Data records
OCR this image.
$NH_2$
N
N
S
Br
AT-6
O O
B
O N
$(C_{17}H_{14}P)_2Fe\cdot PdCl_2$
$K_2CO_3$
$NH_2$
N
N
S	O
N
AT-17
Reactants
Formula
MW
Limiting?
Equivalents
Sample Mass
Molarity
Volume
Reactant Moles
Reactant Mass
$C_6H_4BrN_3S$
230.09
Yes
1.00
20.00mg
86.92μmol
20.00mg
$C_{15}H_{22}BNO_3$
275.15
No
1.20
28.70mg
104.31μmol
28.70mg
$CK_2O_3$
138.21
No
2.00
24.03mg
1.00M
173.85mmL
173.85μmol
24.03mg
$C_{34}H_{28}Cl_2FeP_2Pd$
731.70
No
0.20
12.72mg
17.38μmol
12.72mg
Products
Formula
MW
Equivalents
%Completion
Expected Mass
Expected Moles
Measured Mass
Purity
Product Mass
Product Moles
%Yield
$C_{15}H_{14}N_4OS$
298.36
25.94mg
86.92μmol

Aim of the exercise:
Recopy all the lines exactly as they appear.

Output of the task:
OCR this image.
$NH_2$
N
N
S
Br
AT-6
O O
B
O N
$(C_{17}H_{14}P)_2Fe\cdot PdCl_2$
$K_2CO_3$
$NH_2$
N
N
S	O
N
AT-17
Reactants
Formula
MW
Limiting?
Equivalents
Sample Mass
Molarity
Volume
Reactant Moles
Reactant Mass
$C_6H_4BrN_3S$
230.09
Yes
1.00
20.00mg
86.92μmol
20.00mg
$C_{15}H_{22}BNO_3$
275.15
No
1.20
28.70mg
104.31μmol
28.70mg
$CK_2O_3$
138.21
No
2.00
24.03mg
1.00M
173.85mmL
173.85μmol
24.03mg
$C_{34}H_{28}Cl_2FeP_2Pd$
731.70
No
0.20
12.72mg
17.38μmol
12.72mg
Products
Formula
MW
Equivalents
%Completion
Expected Mass
Expected Moles
Measured Mass
Purity
Product Mass
Product Moles
%Yield
$C_{15}H_{14}N_4OS$
298.36
25.94mg
86.92μmol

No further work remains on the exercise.